Can you give the items again from the start through the line containing "x-tick-label: Jul 2025: [637, 438, 687, 452]", renaming "eps-bar" to "eps-column" everywhere in that span and changing nothing else?
-- -- --
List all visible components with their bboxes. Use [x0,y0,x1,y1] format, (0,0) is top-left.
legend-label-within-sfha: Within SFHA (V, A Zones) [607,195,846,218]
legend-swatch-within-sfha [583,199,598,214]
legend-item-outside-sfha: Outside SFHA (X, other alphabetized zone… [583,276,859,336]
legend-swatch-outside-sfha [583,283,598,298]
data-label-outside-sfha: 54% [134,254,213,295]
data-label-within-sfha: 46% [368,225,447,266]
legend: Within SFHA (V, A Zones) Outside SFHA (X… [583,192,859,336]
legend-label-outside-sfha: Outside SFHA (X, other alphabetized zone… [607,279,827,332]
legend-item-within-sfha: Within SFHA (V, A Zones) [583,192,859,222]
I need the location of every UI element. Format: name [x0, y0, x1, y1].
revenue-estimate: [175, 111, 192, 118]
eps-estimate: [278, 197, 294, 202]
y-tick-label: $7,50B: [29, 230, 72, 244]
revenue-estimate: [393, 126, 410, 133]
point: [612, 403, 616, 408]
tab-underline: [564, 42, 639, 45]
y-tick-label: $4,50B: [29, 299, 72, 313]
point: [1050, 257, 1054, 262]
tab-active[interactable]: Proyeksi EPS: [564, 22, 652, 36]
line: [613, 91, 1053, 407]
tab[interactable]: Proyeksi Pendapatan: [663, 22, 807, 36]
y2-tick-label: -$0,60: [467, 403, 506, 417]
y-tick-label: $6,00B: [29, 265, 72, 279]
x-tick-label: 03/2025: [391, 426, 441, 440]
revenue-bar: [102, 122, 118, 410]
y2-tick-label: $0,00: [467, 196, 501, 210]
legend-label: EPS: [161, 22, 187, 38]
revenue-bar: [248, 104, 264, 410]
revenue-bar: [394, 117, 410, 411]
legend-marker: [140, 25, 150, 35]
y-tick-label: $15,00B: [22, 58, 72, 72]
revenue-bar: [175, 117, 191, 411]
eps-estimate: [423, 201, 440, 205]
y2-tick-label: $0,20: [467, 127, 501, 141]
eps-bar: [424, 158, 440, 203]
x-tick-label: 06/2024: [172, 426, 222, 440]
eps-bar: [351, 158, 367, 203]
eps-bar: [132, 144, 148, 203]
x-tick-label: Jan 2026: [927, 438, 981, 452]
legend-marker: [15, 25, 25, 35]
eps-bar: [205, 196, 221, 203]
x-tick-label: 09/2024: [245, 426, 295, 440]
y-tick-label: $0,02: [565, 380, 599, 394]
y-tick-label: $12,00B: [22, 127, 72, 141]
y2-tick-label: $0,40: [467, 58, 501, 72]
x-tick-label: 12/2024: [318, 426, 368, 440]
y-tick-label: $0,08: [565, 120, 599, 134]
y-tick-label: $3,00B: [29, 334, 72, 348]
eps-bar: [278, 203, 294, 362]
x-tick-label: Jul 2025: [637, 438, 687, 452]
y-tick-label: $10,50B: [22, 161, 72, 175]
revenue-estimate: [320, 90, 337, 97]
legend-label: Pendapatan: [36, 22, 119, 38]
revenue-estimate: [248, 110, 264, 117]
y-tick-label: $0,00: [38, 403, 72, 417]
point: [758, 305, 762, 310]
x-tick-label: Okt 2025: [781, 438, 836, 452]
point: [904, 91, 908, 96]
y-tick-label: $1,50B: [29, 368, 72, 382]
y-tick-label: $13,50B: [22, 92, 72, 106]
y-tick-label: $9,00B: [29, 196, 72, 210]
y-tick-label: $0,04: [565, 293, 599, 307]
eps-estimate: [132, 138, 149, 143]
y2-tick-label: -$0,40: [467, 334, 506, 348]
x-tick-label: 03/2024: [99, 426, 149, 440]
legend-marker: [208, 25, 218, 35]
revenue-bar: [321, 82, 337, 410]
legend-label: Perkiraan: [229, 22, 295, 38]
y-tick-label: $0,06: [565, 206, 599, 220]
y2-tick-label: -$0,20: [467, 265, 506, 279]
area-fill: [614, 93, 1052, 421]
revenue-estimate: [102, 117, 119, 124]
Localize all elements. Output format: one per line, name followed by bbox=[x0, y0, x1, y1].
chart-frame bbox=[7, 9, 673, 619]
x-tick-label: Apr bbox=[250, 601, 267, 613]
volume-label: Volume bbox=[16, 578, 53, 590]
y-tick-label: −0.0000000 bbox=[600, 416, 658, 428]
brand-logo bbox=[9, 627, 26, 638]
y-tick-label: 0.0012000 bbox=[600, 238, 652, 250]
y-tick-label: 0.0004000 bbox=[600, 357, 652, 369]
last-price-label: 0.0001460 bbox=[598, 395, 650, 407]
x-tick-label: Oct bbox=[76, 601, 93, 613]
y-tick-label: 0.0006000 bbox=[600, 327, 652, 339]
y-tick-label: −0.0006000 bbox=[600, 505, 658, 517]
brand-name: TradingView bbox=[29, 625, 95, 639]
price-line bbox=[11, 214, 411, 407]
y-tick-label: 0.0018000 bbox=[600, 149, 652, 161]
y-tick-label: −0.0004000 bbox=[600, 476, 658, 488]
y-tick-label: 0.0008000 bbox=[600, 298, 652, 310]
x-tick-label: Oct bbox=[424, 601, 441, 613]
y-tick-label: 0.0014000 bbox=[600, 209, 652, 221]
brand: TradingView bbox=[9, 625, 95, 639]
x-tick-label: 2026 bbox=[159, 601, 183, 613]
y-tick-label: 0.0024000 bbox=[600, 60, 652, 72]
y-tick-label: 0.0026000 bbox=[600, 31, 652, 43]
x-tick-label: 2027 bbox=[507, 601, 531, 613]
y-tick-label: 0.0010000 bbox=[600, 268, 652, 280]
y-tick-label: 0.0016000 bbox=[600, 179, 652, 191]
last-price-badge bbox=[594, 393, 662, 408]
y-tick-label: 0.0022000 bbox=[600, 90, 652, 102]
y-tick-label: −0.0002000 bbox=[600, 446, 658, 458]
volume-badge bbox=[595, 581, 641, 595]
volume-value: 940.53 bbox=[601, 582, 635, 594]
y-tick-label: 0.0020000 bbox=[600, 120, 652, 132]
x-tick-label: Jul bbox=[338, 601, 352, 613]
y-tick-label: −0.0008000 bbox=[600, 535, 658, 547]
-- -- --
**Output of the exercise:**
List all visible components with their bboxes. Use [x0,y0,x1,y1] format, (0,0) is top-left.
legend-label-within-sfha: Within SFHA (V, A Zones) [607,195,846,218]
legend-swatch-within-sfha [583,199,598,214]
legend-item-outside-sfha: Outside SFHA (X, other alphabetized zone… [583,276,859,336]
legend-swatch-outside-sfha [583,283,598,298]
data-label-outside-sfha: 54% [134,254,213,295]
data-label-within-sfha: 46% [368,225,447,266]
legend: Within SFHA (V, A Zones) Outside SFHA (X… [583,192,859,336]
legend-label-outside-sfha: Outside SFHA (X, other alphabetized zone… [607,279,827,332]
legend-item-within-sfha: Within SFHA (V, A Zones) [583,192,859,222]
I need the location of every UI element. Format: name [x0, y0, x1, y1].
revenue-estimate: [175, 111, 192, 118]
eps-estimate: [278, 197, 294, 202]
y-tick-label: $7,50B: [29, 230, 72, 244]
revenue-estimate: [393, 126, 410, 133]
point: [612, 403, 616, 408]
tab-underline: [564, 42, 639, 45]
y-tick-label: $4,50B: [29, 299, 72, 313]
point: [1050, 257, 1054, 262]
tab-active[interactable]: Proyeksi EPS: [564, 22, 652, 36]
line: [613, 91, 1053, 407]
tab[interactable]: Proyeksi Pendapatan: [663, 22, 807, 36]
y2-tick-label: -$0,60: [467, 403, 506, 417]
y-tick-label: $6,00B: [29, 265, 72, 279]
x-tick-label: 03/2025: [391, 426, 441, 440]
revenue-bar: [102, 122, 118, 410]
y2-tick-label: $0,00: [467, 196, 501, 210]
legend-label: EPS: [161, 22, 187, 38]
revenue-bar: [248, 104, 264, 410]
revenue-bar: [394, 117, 410, 411]
legend-marker: [140, 25, 150, 35]
y-tick-label: $15,00B: [22, 58, 72, 72]
revenue-bar: [175, 117, 191, 411]
eps-estimate: [423, 201, 440, 205]
y2-tick-label: $0,20: [467, 127, 501, 141]
eps-column: [424, 158, 440, 203]
x-tick-label: 06/2024: [172, 426, 222, 440]
eps-column: [351, 158, 367, 203]
eps-column: [132, 144, 148, 203]
x-tick-label: Jan 2026: [927, 438, 981, 452]
legend-marker: [15, 25, 25, 35]
eps-column: [205, 196, 221, 203]
x-tick-label: 09/2024: [245, 426, 295, 440]
y-tick-label: $0,02: [565, 380, 599, 394]
y-tick-label: $12,00B: [22, 127, 72, 141]
y2-tick-label: $0,40: [467, 58, 501, 72]
x-tick-label: 12/2024: [318, 426, 368, 440]
y-tick-label: $0,08: [565, 120, 599, 134]
y-tick-label: $3,00B: [29, 334, 72, 348]
eps-column: [278, 203, 294, 362]
x-tick-label: Jul 2025: [637, 438, 687, 452]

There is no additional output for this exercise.